##### The data #####

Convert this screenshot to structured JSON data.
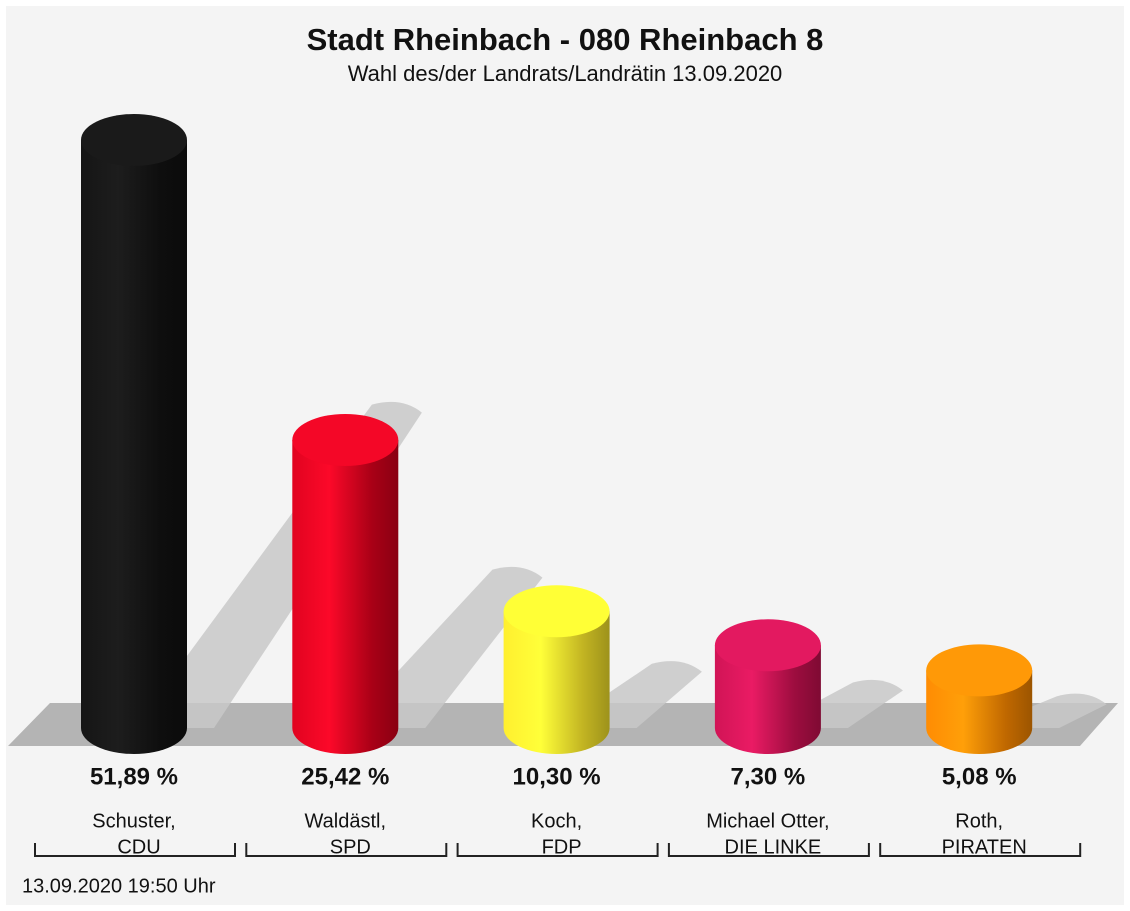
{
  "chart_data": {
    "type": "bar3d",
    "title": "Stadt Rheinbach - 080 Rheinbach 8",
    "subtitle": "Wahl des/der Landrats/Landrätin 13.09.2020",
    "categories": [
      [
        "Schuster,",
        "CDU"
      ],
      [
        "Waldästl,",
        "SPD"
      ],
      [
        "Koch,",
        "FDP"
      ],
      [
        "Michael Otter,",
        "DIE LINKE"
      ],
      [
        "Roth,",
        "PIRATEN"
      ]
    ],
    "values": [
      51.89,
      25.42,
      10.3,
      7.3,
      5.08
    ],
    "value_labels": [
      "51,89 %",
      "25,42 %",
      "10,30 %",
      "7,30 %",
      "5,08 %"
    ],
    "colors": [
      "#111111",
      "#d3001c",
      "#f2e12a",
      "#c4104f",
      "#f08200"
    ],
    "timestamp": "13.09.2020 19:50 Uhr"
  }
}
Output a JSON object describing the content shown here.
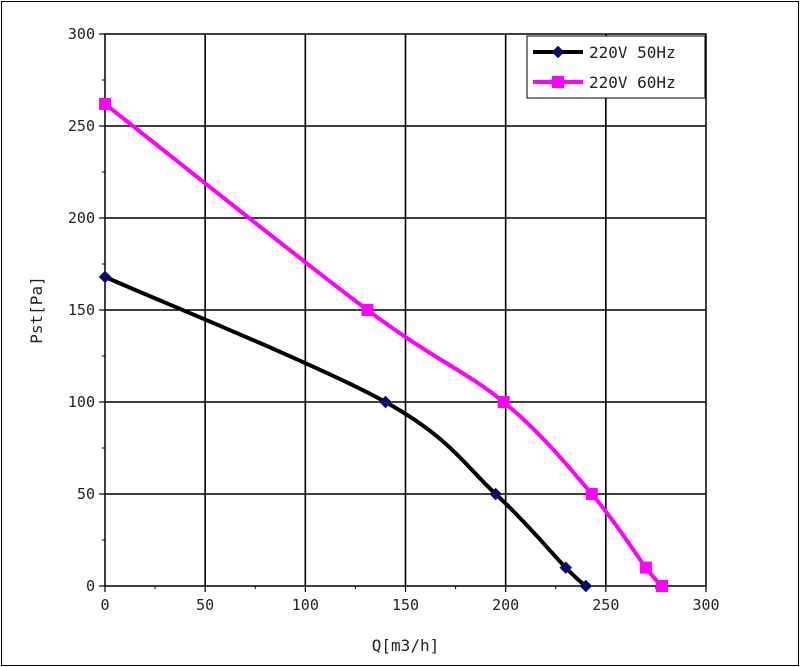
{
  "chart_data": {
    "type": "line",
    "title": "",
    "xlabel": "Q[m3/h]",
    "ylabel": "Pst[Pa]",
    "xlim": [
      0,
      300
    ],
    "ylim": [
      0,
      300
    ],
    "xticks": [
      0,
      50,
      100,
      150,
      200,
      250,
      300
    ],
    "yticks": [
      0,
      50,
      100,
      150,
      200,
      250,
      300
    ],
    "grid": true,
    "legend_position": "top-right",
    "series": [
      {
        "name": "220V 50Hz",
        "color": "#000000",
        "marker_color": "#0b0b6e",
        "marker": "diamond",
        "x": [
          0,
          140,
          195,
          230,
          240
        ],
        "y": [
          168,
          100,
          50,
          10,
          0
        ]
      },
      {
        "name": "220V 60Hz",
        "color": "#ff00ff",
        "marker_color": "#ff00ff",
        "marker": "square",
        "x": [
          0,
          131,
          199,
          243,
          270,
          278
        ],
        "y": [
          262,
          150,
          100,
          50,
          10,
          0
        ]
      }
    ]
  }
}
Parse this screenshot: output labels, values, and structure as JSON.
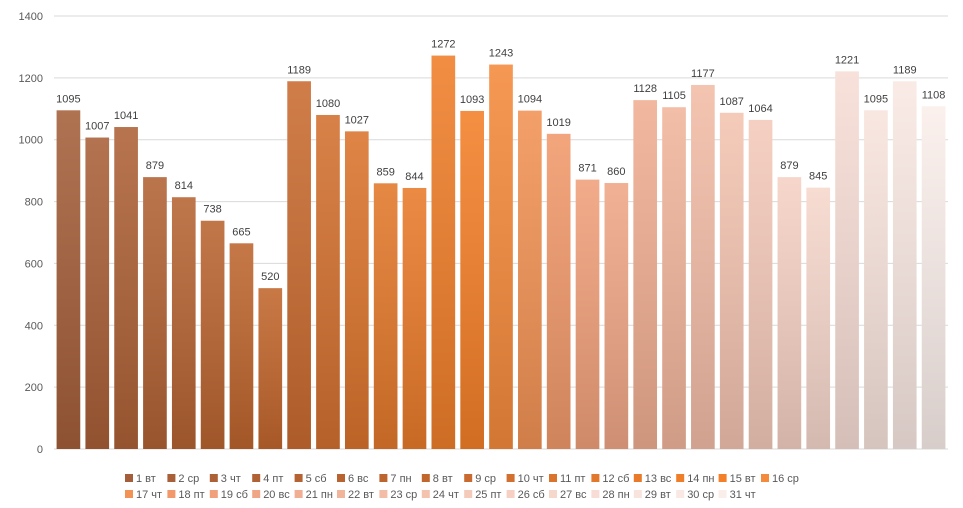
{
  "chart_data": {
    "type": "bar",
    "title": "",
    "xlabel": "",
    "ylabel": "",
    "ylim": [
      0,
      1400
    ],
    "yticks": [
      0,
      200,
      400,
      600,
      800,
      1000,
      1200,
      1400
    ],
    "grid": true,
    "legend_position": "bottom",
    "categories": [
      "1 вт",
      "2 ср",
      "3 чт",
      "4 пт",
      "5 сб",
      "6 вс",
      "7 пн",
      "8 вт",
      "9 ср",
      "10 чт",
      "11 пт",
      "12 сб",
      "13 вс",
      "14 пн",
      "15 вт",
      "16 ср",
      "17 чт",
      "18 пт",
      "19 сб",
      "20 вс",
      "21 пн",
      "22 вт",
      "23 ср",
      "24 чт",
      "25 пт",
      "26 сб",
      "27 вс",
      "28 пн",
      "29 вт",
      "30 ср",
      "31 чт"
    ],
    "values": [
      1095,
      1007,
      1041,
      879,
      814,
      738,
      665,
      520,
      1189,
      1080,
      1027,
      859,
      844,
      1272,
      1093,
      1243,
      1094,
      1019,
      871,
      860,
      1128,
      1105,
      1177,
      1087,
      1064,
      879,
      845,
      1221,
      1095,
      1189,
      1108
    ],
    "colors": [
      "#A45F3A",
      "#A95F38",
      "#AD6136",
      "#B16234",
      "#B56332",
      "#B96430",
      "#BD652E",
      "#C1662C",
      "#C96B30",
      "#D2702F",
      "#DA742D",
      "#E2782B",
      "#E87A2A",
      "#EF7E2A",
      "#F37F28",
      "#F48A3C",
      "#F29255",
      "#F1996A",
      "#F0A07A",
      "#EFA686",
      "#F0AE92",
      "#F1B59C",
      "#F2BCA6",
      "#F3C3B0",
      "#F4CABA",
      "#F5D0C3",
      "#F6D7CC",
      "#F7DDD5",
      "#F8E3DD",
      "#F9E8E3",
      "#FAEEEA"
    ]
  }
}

#####

Copy every record character for character. Skip the pictures.

Convert this screenshot to structured JSON data.
{
  "chart_data": {
    "type": "bar3d",
    "title": "Stadt Rheinbach - 080 Rheinbach 8",
    "subtitle": "Wahl des/der Landrats/Landrätin 13.09.2020",
    "categories": [
      [
        "Schuster,",
        "CDU"
      ],
      [
        "Waldästl,",
        "SPD"
      ],
      [
        "Koch,",
        "FDP"
      ],
      [
        "Michael Otter,",
        "DIE LINKE"
      ],
      [
        "Roth,",
        "PIRATEN"
      ]
    ],
    "values": [
      51.89,
      25.42,
      10.3,
      7.3,
      5.08
    ],
    "value_labels": [
      "51,89 %",
      "25,42 %",
      "10,30 %",
      "7,30 %",
      "5,08 %"
    ],
    "colors": [
      "#111111",
      "#d3001c",
      "#f2e12a",
      "#c4104f",
      "#f08200"
    ],
    "timestamp": "13.09.2020 19:50 Uhr"
  }
}
Output a JSON object describing the content shown here.
{
  "chart_data": {
    "type": "line",
    "title": "",
    "xlabel": "Q[m3/h]",
    "ylabel": "Pst[Pa]",
    "xlim": [
      0,
      300
    ],
    "ylim": [
      0,
      300
    ],
    "xticks": [
      0,
      50,
      100,
      150,
      200,
      250,
      300
    ],
    "yticks": [
      0,
      50,
      100,
      150,
      200,
      250,
      300
    ],
    "grid": true,
    "legend_position": "top-right",
    "series": [
      {
        "name": "220V 50Hz",
        "color": "#000000",
        "marker_color": "#0b0b6e",
        "marker": "diamond",
        "x": [
          0,
          140,
          195,
          230,
          240
        ],
        "y": [
          168,
          100,
          50,
          10,
          0
        ]
      },
      {
        "name": "220V 60Hz",
        "color": "#ff00ff",
        "marker_color": "#ff00ff",
        "marker": "square",
        "x": [
          0,
          131,
          199,
          243,
          270,
          278
        ],
        "y": [
          262,
          150,
          100,
          50,
          10,
          0
        ]
      }
    ]
  }
}
Parse this screenshot: output labels, values, and structure as JSON.
{
  "chart_data": {
    "type": "bar",
    "title": "",
    "xlabel": "",
    "ylabel": "",
    "ylim": [
      0,
      1400
    ],
    "yticks": [
      0,
      200,
      400,
      600,
      800,
      1000,
      1200,
      1400
    ],
    "grid": true,
    "legend_position": "bottom",
    "categories": [
      "1 вт",
      "2 ср",
      "3 чт",
      "4 пт",
      "5 сб",
      "6 вс",
      "7 пн",
      "8 вт",
      "9 ср",
      "10 чт",
      "11 пт",
      "12 сб",
      "13 вс",
      "14 пн",
      "15 вт",
      "16 ср",
      "17 чт",
      "18 пт",
      "19 сб",
      "20 вс",
      "21 пн",
      "22 вт",
      "23 ср",
      "24 чт",
      "25 пт",
      "26 сб",
      "27 вс",
      "28 пн",
      "29 вт",
      "30 ср",
      "31 чт"
    ],
    "values": [
      1095,
      1007,
      1041,
      879,
      814,
      738,
      665,
      520,
      1189,
      1080,
      1027,
      859,
      844,
      1272,
      1093,
      1243,
      1094,
      1019,
      871,
      860,
      1128,
      1105,
      1177,
      1087,
      1064,
      879,
      845,
      1221,
      1095,
      1189,
      1108
    ],
    "colors": [
      "#A45F3A",
      "#A95F38",
      "#AD6136",
      "#B16234",
      "#B56332",
      "#B96430",
      "#BD652E",
      "#C1662C",
      "#C96B30",
      "#D2702F",
      "#DA742D",
      "#E2782B",
      "#E87A2A",
      "#EF7E2A",
      "#F37F28",
      "#F48A3C",
      "#F29255",
      "#F1996A",
      "#F0A07A",
      "#EFA686",
      "#F0AE92",
      "#F1B59C",
      "#F2BCA6",
      "#F3C3B0",
      "#F4CABA",
      "#F5D0C3",
      "#F6D7CC",
      "#F7DDD5",
      "#F8E3DD",
      "#F9E8E3",
      "#FAEEEA"
    ]
  }
}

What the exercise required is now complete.